Set problem: Word for word, repeat the lines of the records from the one containing "Output a JSON" through the last line, both included.

((

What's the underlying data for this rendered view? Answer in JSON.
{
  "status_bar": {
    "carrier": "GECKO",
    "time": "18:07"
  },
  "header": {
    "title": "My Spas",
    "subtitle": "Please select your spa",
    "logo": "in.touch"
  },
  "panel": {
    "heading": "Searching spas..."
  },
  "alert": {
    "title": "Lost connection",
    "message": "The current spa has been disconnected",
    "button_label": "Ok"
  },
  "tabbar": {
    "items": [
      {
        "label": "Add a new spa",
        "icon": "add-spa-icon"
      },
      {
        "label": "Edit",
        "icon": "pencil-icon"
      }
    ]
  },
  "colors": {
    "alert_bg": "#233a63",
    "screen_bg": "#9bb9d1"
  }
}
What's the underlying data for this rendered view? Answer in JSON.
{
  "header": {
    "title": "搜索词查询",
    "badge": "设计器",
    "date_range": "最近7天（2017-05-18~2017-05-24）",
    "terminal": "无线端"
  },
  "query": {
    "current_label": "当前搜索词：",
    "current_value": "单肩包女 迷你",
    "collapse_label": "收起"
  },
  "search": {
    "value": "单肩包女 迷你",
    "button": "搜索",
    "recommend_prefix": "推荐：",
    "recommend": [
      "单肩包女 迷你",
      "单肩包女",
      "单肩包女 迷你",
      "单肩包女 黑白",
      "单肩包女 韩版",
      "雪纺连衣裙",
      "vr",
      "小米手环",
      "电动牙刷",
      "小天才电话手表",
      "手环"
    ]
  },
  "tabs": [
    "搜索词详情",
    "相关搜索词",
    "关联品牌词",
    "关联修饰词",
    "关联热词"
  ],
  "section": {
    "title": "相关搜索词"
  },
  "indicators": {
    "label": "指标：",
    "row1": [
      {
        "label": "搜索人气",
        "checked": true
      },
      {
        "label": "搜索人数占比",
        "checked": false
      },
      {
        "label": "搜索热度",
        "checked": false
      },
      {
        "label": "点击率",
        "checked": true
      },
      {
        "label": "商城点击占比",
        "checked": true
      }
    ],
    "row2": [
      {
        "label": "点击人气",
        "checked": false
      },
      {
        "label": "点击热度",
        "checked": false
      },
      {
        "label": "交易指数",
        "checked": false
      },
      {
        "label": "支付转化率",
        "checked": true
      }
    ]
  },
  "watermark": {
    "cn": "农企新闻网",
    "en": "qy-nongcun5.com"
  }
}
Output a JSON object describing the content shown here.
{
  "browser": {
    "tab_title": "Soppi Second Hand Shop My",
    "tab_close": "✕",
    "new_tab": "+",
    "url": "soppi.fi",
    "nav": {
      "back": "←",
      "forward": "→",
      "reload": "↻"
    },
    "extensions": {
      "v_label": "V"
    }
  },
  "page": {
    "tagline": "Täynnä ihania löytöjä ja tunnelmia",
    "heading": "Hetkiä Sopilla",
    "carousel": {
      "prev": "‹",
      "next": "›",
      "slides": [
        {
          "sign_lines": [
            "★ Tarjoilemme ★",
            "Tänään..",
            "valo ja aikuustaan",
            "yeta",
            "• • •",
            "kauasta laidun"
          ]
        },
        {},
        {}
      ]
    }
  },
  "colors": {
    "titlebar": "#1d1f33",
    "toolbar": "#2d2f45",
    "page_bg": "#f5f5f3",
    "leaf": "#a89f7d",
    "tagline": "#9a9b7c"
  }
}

))

Answer to the problem:
Output a JSON object describing the content shown here.
{
  "browser": {
    "tab_title": "Soppi Second Hand Shop My",
    "tab_close": "✕",
    "new_tab": "+",
    "url": "soppi.fi",
    "nav": {
      "back": "←",
      "forward": "→",
      "reload": "↻"
    },
    "extensions": {
      "v_label": "V"
    }
  },
  "page": {
    "tagline": "Täynnä ihania löytöjä ja tunnelmia",
    "heading": "Hetkiä Sopilla",
    "carousel": {
      "prev": "‹",
      "next": "›",
      "slides": [
        {
          "sign_lines": [
            "★ Tarjoilemme ★",
            "Tänään..",
            "valo ja aikuustaan",
            "yeta",
            "• • •",
            "kauasta laidun"
          ]
        },
        {},
        {}
      ]
    }
  },
  "colors": {
    "titlebar": "#1d1f33",
    "toolbar": "#2d2f45",
    "page_bg": "#f5f5f3",
    "leaf": "#a89f7d",
    "tagline": "#9a9b7c"
  }
}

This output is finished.